■ Required action A ■
According to the review, how old is Holden's sister Phoebe?
■ Required action B ■
Sum up the review in two sentences.

A strict report, worthy of sympathy.

A violent surfacing of adolescence (which has little in common with Tarkington's earlier, broadly comic, Seventeen) has a compulsive impact.

"Nobody big except me" is the dream world of Holden Caulfield and his first person story is down to the basic, drab English of the pre-collegiate. For Holden is now being bounced from fancy prep, and, after a vicious evening with hall- and roommates, heads for New York to try to keep his latest failure from his parents. He tries to have a wild evening (all he does is pay the check), is terrorized by the hotel elevator man and his on-call whore, has a date with a girl he likes—and hates, sees his 10 year old sister, Phoebe. He also visits a sympathetic English teacher after trying on a drunken session, and when he keeps his date with Phoebe, who turns up with her suitcase to join him on his flight, he heads home to a hospital siege. This is tender and true, and impossible, in its picture of the old hells of young boys, the lonesomeness and tentative attempts to be mature and secure, the awful block between youth and being grown-up, the fright and sickness that humans and their behavior cause the challenging, the dramatization of the big bang. It is a sorry little worm's view of the off-beat of adult pressure, of contemporary strictures and conformity, of sentiment….

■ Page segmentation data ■
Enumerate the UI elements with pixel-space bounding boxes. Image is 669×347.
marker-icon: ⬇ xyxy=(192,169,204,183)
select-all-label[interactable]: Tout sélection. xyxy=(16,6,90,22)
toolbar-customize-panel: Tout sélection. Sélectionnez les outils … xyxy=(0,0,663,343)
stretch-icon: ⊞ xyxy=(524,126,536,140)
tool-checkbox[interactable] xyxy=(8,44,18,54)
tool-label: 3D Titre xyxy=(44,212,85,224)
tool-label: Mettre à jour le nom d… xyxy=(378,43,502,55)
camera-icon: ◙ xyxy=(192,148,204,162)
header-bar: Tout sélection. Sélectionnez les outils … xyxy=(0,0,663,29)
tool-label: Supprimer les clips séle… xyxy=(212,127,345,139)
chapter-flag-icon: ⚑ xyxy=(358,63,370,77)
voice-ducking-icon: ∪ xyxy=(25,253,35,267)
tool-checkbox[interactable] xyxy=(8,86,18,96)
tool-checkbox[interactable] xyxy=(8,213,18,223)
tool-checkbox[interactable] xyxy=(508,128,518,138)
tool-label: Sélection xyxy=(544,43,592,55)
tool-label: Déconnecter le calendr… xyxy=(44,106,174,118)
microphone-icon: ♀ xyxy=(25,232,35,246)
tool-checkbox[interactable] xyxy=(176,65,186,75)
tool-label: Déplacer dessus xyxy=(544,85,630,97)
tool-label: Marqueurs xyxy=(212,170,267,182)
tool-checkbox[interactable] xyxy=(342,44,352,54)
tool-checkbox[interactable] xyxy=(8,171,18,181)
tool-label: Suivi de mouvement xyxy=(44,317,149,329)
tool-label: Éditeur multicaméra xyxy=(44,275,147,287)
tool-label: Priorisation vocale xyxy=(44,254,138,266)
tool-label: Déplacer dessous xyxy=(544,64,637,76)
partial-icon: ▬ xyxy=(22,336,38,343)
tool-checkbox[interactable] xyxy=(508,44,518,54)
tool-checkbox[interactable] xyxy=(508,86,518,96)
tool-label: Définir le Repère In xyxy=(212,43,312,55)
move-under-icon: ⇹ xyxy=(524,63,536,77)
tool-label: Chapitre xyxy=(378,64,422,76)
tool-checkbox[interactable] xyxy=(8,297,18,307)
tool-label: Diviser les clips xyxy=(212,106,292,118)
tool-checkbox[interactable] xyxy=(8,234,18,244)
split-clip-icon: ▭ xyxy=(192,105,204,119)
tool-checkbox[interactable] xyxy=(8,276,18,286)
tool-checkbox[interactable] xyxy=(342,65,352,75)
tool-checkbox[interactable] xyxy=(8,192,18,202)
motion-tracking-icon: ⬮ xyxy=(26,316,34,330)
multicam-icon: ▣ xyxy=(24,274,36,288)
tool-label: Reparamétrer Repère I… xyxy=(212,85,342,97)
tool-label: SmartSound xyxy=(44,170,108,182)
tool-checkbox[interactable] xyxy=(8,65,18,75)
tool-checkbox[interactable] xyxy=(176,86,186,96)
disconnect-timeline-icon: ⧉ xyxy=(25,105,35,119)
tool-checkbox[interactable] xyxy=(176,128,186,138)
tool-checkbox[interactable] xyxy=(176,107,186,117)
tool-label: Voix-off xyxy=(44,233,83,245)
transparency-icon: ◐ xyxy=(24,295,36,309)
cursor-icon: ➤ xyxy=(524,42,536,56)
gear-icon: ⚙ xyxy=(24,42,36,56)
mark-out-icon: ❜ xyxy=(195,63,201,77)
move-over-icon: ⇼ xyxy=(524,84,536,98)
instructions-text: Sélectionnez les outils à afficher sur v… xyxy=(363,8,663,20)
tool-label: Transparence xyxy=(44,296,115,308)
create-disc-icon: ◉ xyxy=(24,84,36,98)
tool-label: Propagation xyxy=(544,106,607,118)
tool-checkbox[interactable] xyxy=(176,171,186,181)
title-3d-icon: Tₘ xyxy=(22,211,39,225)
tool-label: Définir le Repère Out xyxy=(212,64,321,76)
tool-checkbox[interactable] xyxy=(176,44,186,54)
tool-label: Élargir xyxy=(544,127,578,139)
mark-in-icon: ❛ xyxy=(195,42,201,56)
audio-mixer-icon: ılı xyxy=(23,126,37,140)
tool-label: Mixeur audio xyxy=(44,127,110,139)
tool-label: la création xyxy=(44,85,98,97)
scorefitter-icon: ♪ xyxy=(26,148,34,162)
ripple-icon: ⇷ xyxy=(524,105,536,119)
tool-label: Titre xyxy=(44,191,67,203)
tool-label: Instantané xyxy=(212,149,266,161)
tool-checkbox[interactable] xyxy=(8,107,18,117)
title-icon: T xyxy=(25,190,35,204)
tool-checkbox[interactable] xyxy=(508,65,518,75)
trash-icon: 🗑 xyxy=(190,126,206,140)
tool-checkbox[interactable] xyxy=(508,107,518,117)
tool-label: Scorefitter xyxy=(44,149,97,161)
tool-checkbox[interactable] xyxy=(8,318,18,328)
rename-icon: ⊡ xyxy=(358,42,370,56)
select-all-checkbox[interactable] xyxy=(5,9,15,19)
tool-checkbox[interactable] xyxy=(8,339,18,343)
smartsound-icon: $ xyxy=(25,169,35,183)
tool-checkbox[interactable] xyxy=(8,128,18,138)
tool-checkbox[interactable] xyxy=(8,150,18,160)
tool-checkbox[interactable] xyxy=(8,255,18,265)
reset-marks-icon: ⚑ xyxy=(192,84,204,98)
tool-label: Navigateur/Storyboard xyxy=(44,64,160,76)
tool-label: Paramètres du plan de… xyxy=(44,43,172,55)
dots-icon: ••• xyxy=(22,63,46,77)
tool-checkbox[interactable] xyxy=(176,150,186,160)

■ Output A ■
She is 10 years old.

■ Output B ■
The review describes Holden Caulfield's first-person story: bounced from his prep school, he heads for New York to keep his latest failure from his parents, tries to have a wild evening, sees his sister Phoebe, and finally heads home to a hospital. It calls the book tender and true in its picture of the lonesomeness of young boys and the awful block between youth and being grown-up.